#### Request:
Find the lines in these entries that include the word "JSON" and state how many there are, with no other words.

#### Working data:
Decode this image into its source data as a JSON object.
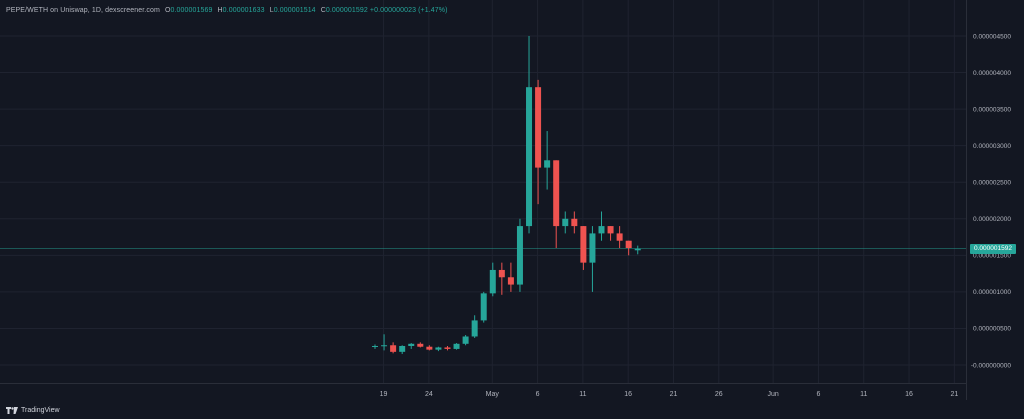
{
  "legend": {
    "symbol": "PEPE/WETH on Uniswap, 1D, dexscreener.com",
    "o_label": "O",
    "o_value": "0.000001569",
    "h_label": "H",
    "h_value": "0.000001633",
    "l_label": "L",
    "l_value": "0.000001514",
    "c_label": "C",
    "c_value": "0.000001592",
    "change": "+0.000000023 (+1.47%)"
  },
  "footer": {
    "brand": "TradingView"
  },
  "last_price": "0.000001592",
  "colors": {
    "up": "#26a69a",
    "down": "#ef5350",
    "grid": "#1f2330",
    "axis_text": "#b2b5be",
    "background": "#131722"
  },
  "chart_data": {
    "type": "candlestick",
    "ylim": [
      -2e-07,
      4.8e-06
    ],
    "y_ticks": [
      "0.000004500",
      "0.000004000",
      "0.000003500",
      "0.000003000",
      "0.000002500",
      "0.000002000",
      "0.000001500",
      "0.000001000",
      "0.000000500",
      "-0.000000000"
    ],
    "x_ticks": [
      "19",
      "24",
      "May",
      "6",
      "11",
      "16",
      "21",
      "26",
      "Jun",
      "6",
      "11",
      "16",
      "21"
    ],
    "last_close": 1.592e-06,
    "candles": [
      {
        "o": 2.5e-07,
        "h": 2.8e-07,
        "l": 2.2e-07,
        "c": 2.6e-07
      },
      {
        "o": 2.6e-07,
        "h": 4.2e-07,
        "l": 2e-07,
        "c": 2.7e-07
      },
      {
        "o": 2.7e-07,
        "h": 3.1e-07,
        "l": 1.6e-07,
        "c": 1.8e-07
      },
      {
        "o": 1.8e-07,
        "h": 2.7e-07,
        "l": 1.5e-07,
        "c": 2.6e-07
      },
      {
        "o": 2.6e-07,
        "h": 3e-07,
        "l": 2.2e-07,
        "c": 2.9e-07
      },
      {
        "o": 2.9e-07,
        "h": 3.1e-07,
        "l": 2.4e-07,
        "c": 2.5e-07
      },
      {
        "o": 2.5e-07,
        "h": 2.7e-07,
        "l": 2e-07,
        "c": 2.1e-07
      },
      {
        "o": 2.1e-07,
        "h": 2.5e-07,
        "l": 1.9e-07,
        "c": 2.4e-07
      },
      {
        "o": 2.4e-07,
        "h": 2.6e-07,
        "l": 2e-07,
        "c": 2.2e-07
      },
      {
        "o": 2.2e-07,
        "h": 3e-07,
        "l": 2.1e-07,
        "c": 2.9e-07
      },
      {
        "o": 2.9e-07,
        "h": 4.1e-07,
        "l": 2.7e-07,
        "c": 3.9e-07
      },
      {
        "o": 3.9e-07,
        "h": 6.8e-07,
        "l": 3.7e-07,
        "c": 6.1e-07
      },
      {
        "o": 6.1e-07,
        "h": 1e-06,
        "l": 5.8e-07,
        "c": 9.8e-07
      },
      {
        "o": 9.8e-07,
        "h": 1.4e-06,
        "l": 9.4e-07,
        "c": 1.3e-06
      },
      {
        "o": 1.3e-06,
        "h": 1.4e-06,
        "l": 9.6e-07,
        "c": 1.2e-06
      },
      {
        "o": 1.2e-06,
        "h": 1.4e-06,
        "l": 1e-06,
        "c": 1.1e-06
      },
      {
        "o": 1.1e-06,
        "h": 2e-06,
        "l": 1e-06,
        "c": 1.9e-06
      },
      {
        "o": 1.9e-06,
        "h": 4.5e-06,
        "l": 1.8e-06,
        "c": 3.8e-06
      },
      {
        "o": 3.8e-06,
        "h": 3.9e-06,
        "l": 2.2e-06,
        "c": 2.7e-06
      },
      {
        "o": 2.7e-06,
        "h": 3.2e-06,
        "l": 2.4e-06,
        "c": 2.8e-06
      },
      {
        "o": 2.8e-06,
        "h": 2.8e-06,
        "l": 1.6e-06,
        "c": 1.9e-06
      },
      {
        "o": 1.9e-06,
        "h": 2.1e-06,
        "l": 1.8e-06,
        "c": 2e-06
      },
      {
        "o": 2e-06,
        "h": 2.1e-06,
        "l": 1.8e-06,
        "c": 1.9e-06
      },
      {
        "o": 1.9e-06,
        "h": 1.9e-06,
        "l": 1.3e-06,
        "c": 1.4e-06
      },
      {
        "o": 1.4e-06,
        "h": 1.9e-06,
        "l": 1e-06,
        "c": 1.8e-06
      },
      {
        "o": 1.8e-06,
        "h": 2.1e-06,
        "l": 1.7e-06,
        "c": 1.9e-06
      },
      {
        "o": 1.9e-06,
        "h": 1.9e-06,
        "l": 1.7e-06,
        "c": 1.8e-06
      },
      {
        "o": 1.8e-06,
        "h": 1.9e-06,
        "l": 1.6e-06,
        "c": 1.7e-06
      },
      {
        "o": 1.7e-06,
        "h": 1.7e-06,
        "l": 1.5e-06,
        "c": 1.6e-06
      },
      {
        "o": 1.569e-06,
        "h": 1.633e-06,
        "l": 1.514e-06,
        "c": 1.592e-06
      }
    ]
  }
}
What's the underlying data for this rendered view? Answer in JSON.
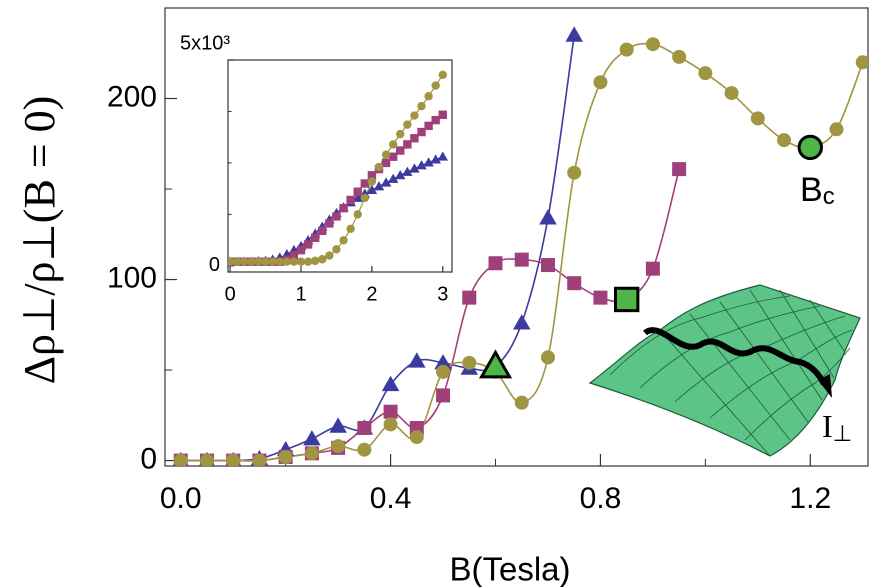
{
  "chart_data": [
    {
      "type": "line",
      "xlabel": "B(Tesla)",
      "ylabel": "Δρ⊥/ρ⊥(B = 0)",
      "xlim": [
        -0.03,
        1.31
      ],
      "ylim": [
        -3,
        250
      ],
      "xticks": [
        {
          "value": 0,
          "label": "0.0"
        },
        0.4,
        0.8,
        1.2
      ],
      "xminor": [
        0.2,
        0.6,
        1.0
      ],
      "yticks": [
        0,
        100,
        200
      ],
      "yminor": [
        50,
        150
      ],
      "annotations": [
        {
          "text": "B",
          "sub": "c"
        },
        {
          "text": "I",
          "sub": "⊥"
        }
      ],
      "highlight_color": "#4fb548",
      "series": [
        {
          "color": "#3a3aa0",
          "marker": "triangle",
          "highlight": 12,
          "x": [
            0,
            0.05,
            0.1,
            0.15,
            0.2,
            0.25,
            0.3,
            0.35,
            0.4,
            0.45,
            0.5,
            0.55,
            0.6,
            0.65,
            0.7,
            0.75
          ],
          "values": [
            0,
            0,
            0,
            1,
            6,
            12,
            19,
            18,
            42,
            55,
            54,
            51,
            52,
            76,
            134,
            235
          ]
        },
        {
          "color": "#a0407a",
          "marker": "square",
          "highlight": 17,
          "x": [
            0,
            0.05,
            0.1,
            0.15,
            0.2,
            0.25,
            0.3,
            0.35,
            0.4,
            0.45,
            0.5,
            0.55,
            0.6,
            0.65,
            0.7,
            0.75,
            0.8,
            0.85,
            0.9,
            0.95
          ],
          "values": [
            0,
            0,
            0,
            0,
            2,
            4,
            7,
            18,
            27,
            18,
            36,
            90,
            109,
            111,
            108,
            98,
            90,
            89,
            106,
            161
          ]
        },
        {
          "color": "#a09540",
          "marker": "circle",
          "highlight": 24,
          "x": [
            0,
            0.05,
            0.1,
            0.15,
            0.2,
            0.25,
            0.3,
            0.35,
            0.4,
            0.45,
            0.5,
            0.55,
            0.6,
            0.65,
            0.7,
            0.75,
            0.8,
            0.85,
            0.9,
            0.95,
            1.0,
            1.05,
            1.1,
            1.15,
            1.2,
            1.25,
            1.3
          ],
          "values": [
            0,
            0,
            0,
            0,
            2,
            4,
            8,
            6,
            20,
            13,
            49,
            54,
            49,
            32,
            57,
            159,
            209,
            227,
            230,
            223,
            214,
            203,
            189,
            177,
            173,
            183,
            220
          ]
        }
      ]
    },
    {
      "type": "line",
      "xlim": [
        -0.03,
        3.13
      ],
      "ylim": [
        -150,
        5000
      ],
      "xticks": [
        0,
        1,
        2,
        3
      ],
      "yticks": [
        0,
        {
          "value": 5000,
          "label": "5x10³"
        }
      ],
      "yminor": [
        1250,
        2500,
        3750
      ],
      "series": [
        {
          "color": "#3a3aa0",
          "marker": "triangle",
          "x": [
            0,
            0.1,
            0.2,
            0.3,
            0.4,
            0.5,
            0.6,
            0.7,
            0.8,
            0.9,
            1.0,
            1.1,
            1.2,
            1.3,
            1.4,
            1.5,
            1.6,
            1.7,
            1.8,
            1.9,
            2.0,
            2.1,
            2.2,
            2.3,
            2.4,
            2.5,
            2.6,
            2.7,
            2.8,
            2.9,
            3.0
          ],
          "values": [
            100,
            100,
            100,
            100,
            110,
            120,
            150,
            200,
            280,
            380,
            480,
            620,
            780,
            950,
            1120,
            1280,
            1420,
            1540,
            1650,
            1750,
            1840,
            1930,
            2020,
            2110,
            2200,
            2280,
            2360,
            2440,
            2510,
            2580,
            2650
          ]
        },
        {
          "color": "#a0407a",
          "marker": "square",
          "x": [
            0,
            0.1,
            0.2,
            0.3,
            0.4,
            0.5,
            0.6,
            0.7,
            0.8,
            0.9,
            1.0,
            1.1,
            1.2,
            1.3,
            1.4,
            1.5,
            1.6,
            1.7,
            1.8,
            1.9,
            2.0,
            2.1,
            2.2,
            2.3,
            2.4,
            2.5,
            2.6,
            2.7,
            2.8,
            2.9,
            3.0
          ],
          "values": [
            100,
            100,
            100,
            100,
            100,
            100,
            100,
            100,
            150,
            250,
            380,
            520,
            680,
            850,
            1030,
            1200,
            1400,
            1600,
            1800,
            2000,
            2200,
            2350,
            2500,
            2650,
            2800,
            2950,
            3100,
            3250,
            3400,
            3540,
            3670
          ]
        },
        {
          "color": "#a09540",
          "marker": "circle",
          "x": [
            0,
            0.1,
            0.2,
            0.3,
            0.4,
            0.5,
            0.6,
            0.7,
            0.8,
            0.9,
            1.0,
            1.1,
            1.2,
            1.3,
            1.4,
            1.5,
            1.6,
            1.7,
            1.8,
            1.9,
            2.0,
            2.1,
            2.2,
            2.3,
            2.4,
            2.5,
            2.6,
            2.7,
            2.8,
            2.9,
            3.0
          ],
          "values": [
            100,
            100,
            100,
            100,
            100,
            100,
            100,
            100,
            100,
            100,
            100,
            100,
            120,
            160,
            250,
            400,
            620,
            900,
            1250,
            1650,
            2050,
            2400,
            2700,
            2950,
            3200,
            3430,
            3650,
            3880,
            4120,
            4380,
            4640
          ]
        }
      ]
    }
  ]
}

#### Expected answer:
2